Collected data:

•••

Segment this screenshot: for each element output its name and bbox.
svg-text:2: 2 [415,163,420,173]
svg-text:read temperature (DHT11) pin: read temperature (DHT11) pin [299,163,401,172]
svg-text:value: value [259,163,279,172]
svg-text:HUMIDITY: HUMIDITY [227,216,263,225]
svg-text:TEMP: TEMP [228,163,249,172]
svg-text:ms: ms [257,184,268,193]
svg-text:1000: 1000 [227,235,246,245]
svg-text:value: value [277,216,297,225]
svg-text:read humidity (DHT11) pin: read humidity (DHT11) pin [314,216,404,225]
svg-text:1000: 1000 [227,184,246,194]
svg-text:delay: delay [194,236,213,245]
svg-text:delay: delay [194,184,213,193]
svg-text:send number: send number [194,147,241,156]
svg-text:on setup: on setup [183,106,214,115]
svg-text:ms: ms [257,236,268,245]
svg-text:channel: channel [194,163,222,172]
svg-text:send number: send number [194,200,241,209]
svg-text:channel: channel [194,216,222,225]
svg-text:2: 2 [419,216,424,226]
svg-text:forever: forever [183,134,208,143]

•••

### [INSTRUCTIONS TO FOLLOW]
Please rewrite every line of the listing above, changing "delay" to "wait" wherever it occurs and leaving everything else the same.

### [ANSWER TO THIS EXERCISE]
Segment this screenshot: for each element output its name and bbox.
svg-text:2: 2 [415,163,420,173]
svg-text:read temperature (DHT11) pin: read temperature (DHT11) pin [299,163,401,172]
svg-text:value: value [259,163,279,172]
svg-text:HUMIDITY: HUMIDITY [227,216,263,225]
svg-text:TEMP: TEMP [228,163,249,172]
svg-text:ms: ms [257,184,268,193]
svg-text:1000: 1000 [227,235,246,245]
svg-text:value: value [277,216,297,225]
svg-text:read humidity (DHT11) pin: read humidity (DHT11) pin [314,216,404,225]
svg-text:1000: 1000 [227,184,246,194]
svg-text:wait: wait [194,236,213,245]
svg-text:wait: wait [194,184,213,193]
svg-text:send number: send number [194,147,241,156]
svg-text:on setup: on setup [183,106,214,115]
svg-text:ms: ms [257,236,268,245]
svg-text:channel: channel [194,163,222,172]
svg-text:send number: send number [194,200,241,209]
svg-text:channel: channel [194,216,222,225]
svg-text:2: 2 [419,216,424,226]
svg-text:forever: forever [183,134,208,143]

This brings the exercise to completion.